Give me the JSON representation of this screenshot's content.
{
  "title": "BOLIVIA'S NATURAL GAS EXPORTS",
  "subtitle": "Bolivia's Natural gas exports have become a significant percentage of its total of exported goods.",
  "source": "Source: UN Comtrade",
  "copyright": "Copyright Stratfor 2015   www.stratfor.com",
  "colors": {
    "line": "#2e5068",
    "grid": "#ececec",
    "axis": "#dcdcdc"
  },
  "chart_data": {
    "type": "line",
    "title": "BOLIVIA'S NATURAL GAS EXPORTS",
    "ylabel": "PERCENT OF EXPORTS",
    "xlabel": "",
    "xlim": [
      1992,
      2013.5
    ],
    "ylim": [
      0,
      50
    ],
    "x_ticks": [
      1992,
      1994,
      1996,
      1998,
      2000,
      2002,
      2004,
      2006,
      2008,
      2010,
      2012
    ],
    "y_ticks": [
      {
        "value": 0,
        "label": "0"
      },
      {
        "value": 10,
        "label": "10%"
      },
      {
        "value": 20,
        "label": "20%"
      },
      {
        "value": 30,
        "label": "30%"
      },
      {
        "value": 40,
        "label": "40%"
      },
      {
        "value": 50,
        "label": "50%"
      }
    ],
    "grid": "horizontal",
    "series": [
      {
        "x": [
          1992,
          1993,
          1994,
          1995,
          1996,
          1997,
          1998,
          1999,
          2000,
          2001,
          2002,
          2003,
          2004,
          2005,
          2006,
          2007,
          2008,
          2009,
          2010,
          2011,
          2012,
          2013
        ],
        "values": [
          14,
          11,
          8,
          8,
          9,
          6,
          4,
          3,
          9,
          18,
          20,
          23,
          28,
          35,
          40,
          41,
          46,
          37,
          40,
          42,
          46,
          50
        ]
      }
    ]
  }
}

....

■ PROBLEM STATEMENT:
Copy each record from above without leaving any out.

■ WORKED ANSWER:
Give me the JSON representation of this screenshot's content.
{
  "title": "BOLIVIA'S NATURAL GAS EXPORTS",
  "subtitle": "Bolivia's Natural gas exports have become a significant percentage of its total of exported goods.",
  "source": "Source: UN Comtrade",
  "copyright": "Copyright Stratfor 2015   www.stratfor.com",
  "colors": {
    "line": "#2e5068",
    "grid": "#ececec",
    "axis": "#dcdcdc"
  },
  "chart_data": {
    "type": "line",
    "title": "BOLIVIA'S NATURAL GAS EXPORTS",
    "ylabel": "PERCENT OF EXPORTS",
    "xlabel": "",
    "xlim": [
      1992,
      2013.5
    ],
    "ylim": [
      0,
      50
    ],
    "x_ticks": [
      1992,
      1994,
      1996,
      1998,
      2000,
      2002,
      2004,
      2006,
      2008,
      2010,
      2012
    ],
    "y_ticks": [
      {
        "value": 0,
        "label": "0"
      },
      {
        "value": 10,
        "label": "10%"
      },
      {
        "value": 20,
        "label": "20%"
      },
      {
        "value": 30,
        "label": "30%"
      },
      {
        "value": 40,
        "label": "40%"
      },
      {
        "value": 50,
        "label": "50%"
      }
    ],
    "grid": "horizontal",
    "series": [
      {
        "x": [
          1992,
          1993,
          1994,
          1995,
          1996,
          1997,
          1998,
          1999,
          2000,
          2001,
          2002,
          2003,
          2004,
          2005,
          2006,
          2007,
          2008,
          2009,
          2010,
          2011,
          2012,
          2013
        ],
        "values": [
          14,
          11,
          8,
          8,
          9,
          6,
          4,
          3,
          9,
          18,
          20,
          23,
          28,
          35,
          40,
          41,
          46,
          37,
          40,
          42,
          46,
          50
        ]
      }
    ]
  }
}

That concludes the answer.